Aim of the exercise | Copy the listing word for word, from its first line through the line containing "chevron-down-icon[interactable]: ▼ xyxy=(354,69,359,91)".

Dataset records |
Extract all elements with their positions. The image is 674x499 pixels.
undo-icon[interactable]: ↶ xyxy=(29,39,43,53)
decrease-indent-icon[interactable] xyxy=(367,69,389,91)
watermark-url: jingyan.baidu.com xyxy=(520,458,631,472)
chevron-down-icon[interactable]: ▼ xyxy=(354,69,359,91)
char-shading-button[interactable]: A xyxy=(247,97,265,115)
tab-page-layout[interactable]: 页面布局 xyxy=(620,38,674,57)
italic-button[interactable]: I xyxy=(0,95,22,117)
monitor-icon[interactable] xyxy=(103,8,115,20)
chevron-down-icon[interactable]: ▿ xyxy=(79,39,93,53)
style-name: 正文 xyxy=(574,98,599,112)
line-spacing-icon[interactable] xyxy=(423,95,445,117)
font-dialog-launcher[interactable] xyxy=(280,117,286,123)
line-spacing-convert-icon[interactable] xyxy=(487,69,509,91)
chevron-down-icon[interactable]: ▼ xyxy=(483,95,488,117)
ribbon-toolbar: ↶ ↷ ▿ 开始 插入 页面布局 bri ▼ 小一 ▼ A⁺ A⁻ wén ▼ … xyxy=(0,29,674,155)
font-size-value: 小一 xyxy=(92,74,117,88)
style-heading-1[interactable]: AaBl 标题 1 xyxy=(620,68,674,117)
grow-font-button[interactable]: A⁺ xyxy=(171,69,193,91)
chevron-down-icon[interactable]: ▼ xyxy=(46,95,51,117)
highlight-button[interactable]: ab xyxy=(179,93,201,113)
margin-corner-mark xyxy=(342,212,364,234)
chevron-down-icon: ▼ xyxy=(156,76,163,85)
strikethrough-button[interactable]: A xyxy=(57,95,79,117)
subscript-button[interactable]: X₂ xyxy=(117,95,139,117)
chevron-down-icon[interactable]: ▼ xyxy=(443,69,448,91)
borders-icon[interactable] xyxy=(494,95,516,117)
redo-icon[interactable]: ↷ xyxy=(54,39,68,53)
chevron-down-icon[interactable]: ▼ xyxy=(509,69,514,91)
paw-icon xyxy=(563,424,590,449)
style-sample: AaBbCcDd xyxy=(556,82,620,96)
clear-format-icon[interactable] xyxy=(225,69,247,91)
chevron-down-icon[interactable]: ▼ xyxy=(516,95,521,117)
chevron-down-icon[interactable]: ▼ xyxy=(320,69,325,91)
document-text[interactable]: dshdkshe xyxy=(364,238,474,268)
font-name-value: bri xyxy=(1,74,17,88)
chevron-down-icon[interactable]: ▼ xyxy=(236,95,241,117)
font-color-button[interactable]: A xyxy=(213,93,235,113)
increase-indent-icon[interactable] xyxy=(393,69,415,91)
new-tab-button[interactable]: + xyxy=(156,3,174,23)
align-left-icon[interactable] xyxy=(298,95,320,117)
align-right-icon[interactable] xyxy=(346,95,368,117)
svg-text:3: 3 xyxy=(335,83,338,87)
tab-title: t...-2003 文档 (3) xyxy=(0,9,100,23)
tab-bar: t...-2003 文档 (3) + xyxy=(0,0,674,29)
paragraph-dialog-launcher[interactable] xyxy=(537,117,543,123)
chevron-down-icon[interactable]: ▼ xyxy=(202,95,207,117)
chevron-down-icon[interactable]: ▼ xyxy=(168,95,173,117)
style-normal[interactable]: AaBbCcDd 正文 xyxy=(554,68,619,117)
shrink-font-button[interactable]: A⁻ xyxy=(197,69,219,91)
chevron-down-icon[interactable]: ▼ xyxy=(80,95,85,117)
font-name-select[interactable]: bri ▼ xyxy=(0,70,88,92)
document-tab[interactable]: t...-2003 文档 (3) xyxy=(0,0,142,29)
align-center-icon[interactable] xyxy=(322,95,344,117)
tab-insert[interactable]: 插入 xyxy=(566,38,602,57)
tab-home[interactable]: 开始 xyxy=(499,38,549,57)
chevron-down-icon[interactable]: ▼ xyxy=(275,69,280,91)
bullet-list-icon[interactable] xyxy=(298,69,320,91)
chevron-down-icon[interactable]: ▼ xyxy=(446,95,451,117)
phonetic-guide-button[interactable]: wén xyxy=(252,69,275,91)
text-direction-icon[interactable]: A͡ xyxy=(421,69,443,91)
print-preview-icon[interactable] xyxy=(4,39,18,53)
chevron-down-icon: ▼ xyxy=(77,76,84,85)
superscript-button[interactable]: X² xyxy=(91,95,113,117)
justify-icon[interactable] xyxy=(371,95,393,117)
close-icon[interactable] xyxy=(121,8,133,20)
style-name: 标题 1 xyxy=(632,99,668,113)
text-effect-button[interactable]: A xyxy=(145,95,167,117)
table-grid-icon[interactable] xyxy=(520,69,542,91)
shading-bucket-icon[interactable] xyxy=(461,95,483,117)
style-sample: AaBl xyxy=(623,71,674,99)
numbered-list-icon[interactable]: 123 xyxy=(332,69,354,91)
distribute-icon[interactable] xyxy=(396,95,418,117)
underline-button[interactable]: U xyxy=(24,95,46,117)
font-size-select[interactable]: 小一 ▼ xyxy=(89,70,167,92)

Written solution |
Extract all elements with their positions. The image is 674x499 pixels.
undo-icon[interactable]: ↶ xyxy=(29,39,43,53)
decrease-indent-icon[interactable] xyxy=(367,69,389,91)
watermark-url: jingyan.baidu.com xyxy=(520,458,631,472)
chevron-down-icon[interactable]: ▼ xyxy=(354,69,359,91)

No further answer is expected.